Write out all of the data exactly as it appears.
+---+
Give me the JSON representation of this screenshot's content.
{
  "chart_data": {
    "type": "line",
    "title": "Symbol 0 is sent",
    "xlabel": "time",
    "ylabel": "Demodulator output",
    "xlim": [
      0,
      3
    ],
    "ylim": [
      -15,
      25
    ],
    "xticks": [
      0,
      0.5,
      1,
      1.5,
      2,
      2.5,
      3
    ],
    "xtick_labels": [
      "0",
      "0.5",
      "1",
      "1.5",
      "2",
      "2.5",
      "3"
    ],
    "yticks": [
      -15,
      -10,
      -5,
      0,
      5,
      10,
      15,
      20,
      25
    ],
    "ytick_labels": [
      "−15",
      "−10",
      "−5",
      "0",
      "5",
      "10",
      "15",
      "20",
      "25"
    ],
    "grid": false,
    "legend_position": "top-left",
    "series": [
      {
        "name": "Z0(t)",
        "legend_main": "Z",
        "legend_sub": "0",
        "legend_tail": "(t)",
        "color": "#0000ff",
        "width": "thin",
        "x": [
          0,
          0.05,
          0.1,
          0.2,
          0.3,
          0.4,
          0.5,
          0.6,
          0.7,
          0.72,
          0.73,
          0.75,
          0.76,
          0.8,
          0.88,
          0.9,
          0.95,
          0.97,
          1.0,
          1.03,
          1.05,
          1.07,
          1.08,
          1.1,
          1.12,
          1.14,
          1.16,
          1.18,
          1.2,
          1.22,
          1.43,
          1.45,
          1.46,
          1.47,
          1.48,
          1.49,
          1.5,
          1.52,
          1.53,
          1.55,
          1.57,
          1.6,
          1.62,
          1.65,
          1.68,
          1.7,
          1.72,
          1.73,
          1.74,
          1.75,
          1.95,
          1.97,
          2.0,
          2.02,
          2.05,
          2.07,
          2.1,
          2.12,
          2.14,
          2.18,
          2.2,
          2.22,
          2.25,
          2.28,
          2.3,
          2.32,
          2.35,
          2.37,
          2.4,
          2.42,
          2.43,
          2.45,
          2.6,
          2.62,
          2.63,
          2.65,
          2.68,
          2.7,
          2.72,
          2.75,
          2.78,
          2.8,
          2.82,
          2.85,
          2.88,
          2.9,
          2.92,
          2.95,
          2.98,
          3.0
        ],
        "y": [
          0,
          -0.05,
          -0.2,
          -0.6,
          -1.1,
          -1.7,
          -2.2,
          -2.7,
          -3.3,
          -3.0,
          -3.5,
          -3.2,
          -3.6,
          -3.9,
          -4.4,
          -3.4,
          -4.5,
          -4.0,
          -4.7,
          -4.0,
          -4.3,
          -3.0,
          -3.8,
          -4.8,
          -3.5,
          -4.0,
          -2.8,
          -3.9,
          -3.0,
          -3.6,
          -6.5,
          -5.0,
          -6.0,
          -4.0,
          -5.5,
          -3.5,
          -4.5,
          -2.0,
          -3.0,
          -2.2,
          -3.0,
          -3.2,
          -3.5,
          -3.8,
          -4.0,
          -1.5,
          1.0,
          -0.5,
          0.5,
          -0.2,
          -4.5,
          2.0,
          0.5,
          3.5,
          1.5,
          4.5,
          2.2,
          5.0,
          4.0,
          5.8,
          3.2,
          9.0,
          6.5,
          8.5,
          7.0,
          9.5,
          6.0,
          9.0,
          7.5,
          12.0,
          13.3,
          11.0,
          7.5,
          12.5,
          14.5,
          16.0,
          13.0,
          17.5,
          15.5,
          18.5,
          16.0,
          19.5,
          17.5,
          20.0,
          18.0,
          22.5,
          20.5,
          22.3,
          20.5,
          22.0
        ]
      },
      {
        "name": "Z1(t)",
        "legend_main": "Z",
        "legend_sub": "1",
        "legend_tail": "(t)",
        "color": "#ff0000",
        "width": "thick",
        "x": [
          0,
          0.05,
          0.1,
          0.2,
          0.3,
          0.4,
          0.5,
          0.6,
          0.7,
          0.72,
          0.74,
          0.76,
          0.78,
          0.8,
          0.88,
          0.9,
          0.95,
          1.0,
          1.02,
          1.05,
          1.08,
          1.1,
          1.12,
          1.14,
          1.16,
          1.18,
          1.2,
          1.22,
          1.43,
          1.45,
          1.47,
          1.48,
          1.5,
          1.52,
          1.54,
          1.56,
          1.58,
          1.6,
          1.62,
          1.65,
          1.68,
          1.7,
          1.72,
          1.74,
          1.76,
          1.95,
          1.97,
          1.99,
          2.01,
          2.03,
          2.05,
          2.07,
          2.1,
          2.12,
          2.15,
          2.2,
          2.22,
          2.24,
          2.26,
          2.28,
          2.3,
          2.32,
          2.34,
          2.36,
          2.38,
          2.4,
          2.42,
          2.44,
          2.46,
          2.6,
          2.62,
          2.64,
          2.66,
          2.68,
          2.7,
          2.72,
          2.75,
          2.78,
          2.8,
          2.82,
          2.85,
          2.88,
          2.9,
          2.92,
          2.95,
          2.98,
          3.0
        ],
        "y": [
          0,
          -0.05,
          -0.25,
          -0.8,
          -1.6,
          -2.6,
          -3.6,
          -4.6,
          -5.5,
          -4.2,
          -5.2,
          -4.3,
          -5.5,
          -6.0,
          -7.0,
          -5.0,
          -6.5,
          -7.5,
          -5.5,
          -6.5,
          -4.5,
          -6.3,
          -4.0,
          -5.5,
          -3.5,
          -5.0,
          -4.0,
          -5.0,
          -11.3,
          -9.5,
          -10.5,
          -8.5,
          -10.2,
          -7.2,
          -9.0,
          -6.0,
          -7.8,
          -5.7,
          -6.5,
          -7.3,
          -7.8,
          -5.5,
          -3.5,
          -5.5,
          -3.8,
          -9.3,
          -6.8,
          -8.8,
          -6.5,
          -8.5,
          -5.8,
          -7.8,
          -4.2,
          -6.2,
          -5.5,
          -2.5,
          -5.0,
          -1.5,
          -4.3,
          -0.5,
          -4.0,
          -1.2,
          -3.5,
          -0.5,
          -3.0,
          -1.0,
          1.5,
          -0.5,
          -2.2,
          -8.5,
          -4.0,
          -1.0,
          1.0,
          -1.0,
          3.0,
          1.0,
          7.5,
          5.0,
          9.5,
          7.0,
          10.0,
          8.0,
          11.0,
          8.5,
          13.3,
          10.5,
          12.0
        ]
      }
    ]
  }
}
+---+
* The solution:
Give me the JSON representation of this screenshot's content.
{
  "chart_data": {
    "type": "line",
    "title": "Symbol 0 is sent",
    "xlabel": "time",
    "ylabel": "Demodulator output",
    "xlim": [
      0,
      3
    ],
    "ylim": [
      -15,
      25
    ],
    "xticks": [
      0,
      0.5,
      1,
      1.5,
      2,
      2.5,
      3
    ],
    "xtick_labels": [
      "0",
      "0.5",
      "1",
      "1.5",
      "2",
      "2.5",
      "3"
    ],
    "yticks": [
      -15,
      -10,
      -5,
      0,
      5,
      10,
      15,
      20,
      25
    ],
    "ytick_labels": [
      "−15",
      "−10",
      "−5",
      "0",
      "5",
      "10",
      "15",
      "20",
      "25"
    ],
    "grid": false,
    "legend_position": "top-left",
    "series": [
      {
        "name": "Z0(t)",
        "legend_main": "Z",
        "legend_sub": "0",
        "legend_tail": "(t)",
        "color": "#0000ff",
        "width": "thin",
        "x": [
          0,
          0.05,
          0.1,
          0.2,
          0.3,
          0.4,
          0.5,
          0.6,
          0.7,
          0.72,
          0.73,
          0.75,
          0.76,
          0.8,
          0.88,
          0.9,
          0.95,
          0.97,
          1.0,
          1.03,
          1.05,
          1.07,
          1.08,
          1.1,
          1.12,
          1.14,
          1.16,
          1.18,
          1.2,
          1.22,
          1.43,
          1.45,
          1.46,
          1.47,
          1.48,
          1.49,
          1.5,
          1.52,
          1.53,
          1.55,
          1.57,
          1.6,
          1.62,
          1.65,
          1.68,
          1.7,
          1.72,
          1.73,
          1.74,
          1.75,
          1.95,
          1.97,
          2.0,
          2.02,
          2.05,
          2.07,
          2.1,
          2.12,
          2.14,
          2.18,
          2.2,
          2.22,
          2.25,
          2.28,
          2.3,
          2.32,
          2.35,
          2.37,
          2.4,
          2.42,
          2.43,
          2.45,
          2.6,
          2.62,
          2.63,
          2.65,
          2.68,
          2.7,
          2.72,
          2.75,
          2.78,
          2.8,
          2.82,
          2.85,
          2.88,
          2.9,
          2.92,
          2.95,
          2.98,
          3.0
        ],
        "y": [
          0,
          -0.05,
          -0.2,
          -0.6,
          -1.1,
          -1.7,
          -2.2,
          -2.7,
          -3.3,
          -3.0,
          -3.5,
          -3.2,
          -3.6,
          -3.9,
          -4.4,
          -3.4,
          -4.5,
          -4.0,
          -4.7,
          -4.0,
          -4.3,
          -3.0,
          -3.8,
          -4.8,
          -3.5,
          -4.0,
          -2.8,
          -3.9,
          -3.0,
          -3.6,
          -6.5,
          -5.0,
          -6.0,
          -4.0,
          -5.5,
          -3.5,
          -4.5,
          -2.0,
          -3.0,
          -2.2,
          -3.0,
          -3.2,
          -3.5,
          -3.8,
          -4.0,
          -1.5,
          1.0,
          -0.5,
          0.5,
          -0.2,
          -4.5,
          2.0,
          0.5,
          3.5,
          1.5,
          4.5,
          2.2,
          5.0,
          4.0,
          5.8,
          3.2,
          9.0,
          6.5,
          8.5,
          7.0,
          9.5,
          6.0,
          9.0,
          7.5,
          12.0,
          13.3,
          11.0,
          7.5,
          12.5,
          14.5,
          16.0,
          13.0,
          17.5,
          15.5,
          18.5,
          16.0,
          19.5,
          17.5,
          20.0,
          18.0,
          22.5,
          20.5,
          22.3,
          20.5,
          22.0
        ]
      },
      {
        "name": "Z1(t)",
        "legend_main": "Z",
        "legend_sub": "1",
        "legend_tail": "(t)",
        "color": "#ff0000",
        "width": "thick",
        "x": [
          0,
          0.05,
          0.1,
          0.2,
          0.3,
          0.4,
          0.5,
          0.6,
          0.7,
          0.72,
          0.74,
          0.76,
          0.78,
          0.8,
          0.88,
          0.9,
          0.95,
          1.0,
          1.02,
          1.05,
          1.08,
          1.1,
          1.12,
          1.14,
          1.16,
          1.18,
          1.2,
          1.22,
          1.43,
          1.45,
          1.47,
          1.48,
          1.5,
          1.52,
          1.54,
          1.56,
          1.58,
          1.6,
          1.62,
          1.65,
          1.68,
          1.7,
          1.72,
          1.74,
          1.76,
          1.95,
          1.97,
          1.99,
          2.01,
          2.03,
          2.05,
          2.07,
          2.1,
          2.12,
          2.15,
          2.2,
          2.22,
          2.24,
          2.26,
          2.28,
          2.3,
          2.32,
          2.34,
          2.36,
          2.38,
          2.4,
          2.42,
          2.44,
          2.46,
          2.6,
          2.62,
          2.64,
          2.66,
          2.68,
          2.7,
          2.72,
          2.75,
          2.78,
          2.8,
          2.82,
          2.85,
          2.88,
          2.9,
          2.92,
          2.95,
          2.98,
          3.0
        ],
        "y": [
          0,
          -0.05,
          -0.25,
          -0.8,
          -1.6,
          -2.6,
          -3.6,
          -4.6,
          -5.5,
          -4.2,
          -5.2,
          -4.3,
          -5.5,
          -6.0,
          -7.0,
          -5.0,
          -6.5,
          -7.5,
          -5.5,
          -6.5,
          -4.5,
          -6.3,
          -4.0,
          -5.5,
          -3.5,
          -5.0,
          -4.0,
          -5.0,
          -11.3,
          -9.5,
          -10.5,
          -8.5,
          -10.2,
          -7.2,
          -9.0,
          -6.0,
          -7.8,
          -5.7,
          -6.5,
          -7.3,
          -7.8,
          -5.5,
          -3.5,
          -5.5,
          -3.8,
          -9.3,
          -6.8,
          -8.8,
          -6.5,
          -8.5,
          -5.8,
          -7.8,
          -4.2,
          -6.2,
          -5.5,
          -2.5,
          -5.0,
          -1.5,
          -4.3,
          -0.5,
          -4.0,
          -1.2,
          -3.5,
          -0.5,
          -3.0,
          -1.0,
          1.5,
          -0.5,
          -2.2,
          -8.5,
          -4.0,
          -1.0,
          1.0,
          -1.0,
          3.0,
          1.0,
          7.5,
          5.0,
          9.5,
          7.0,
          10.0,
          8.0,
          11.0,
          8.5,
          13.3,
          10.5,
          12.0
        ]
      }
    ]
  }
}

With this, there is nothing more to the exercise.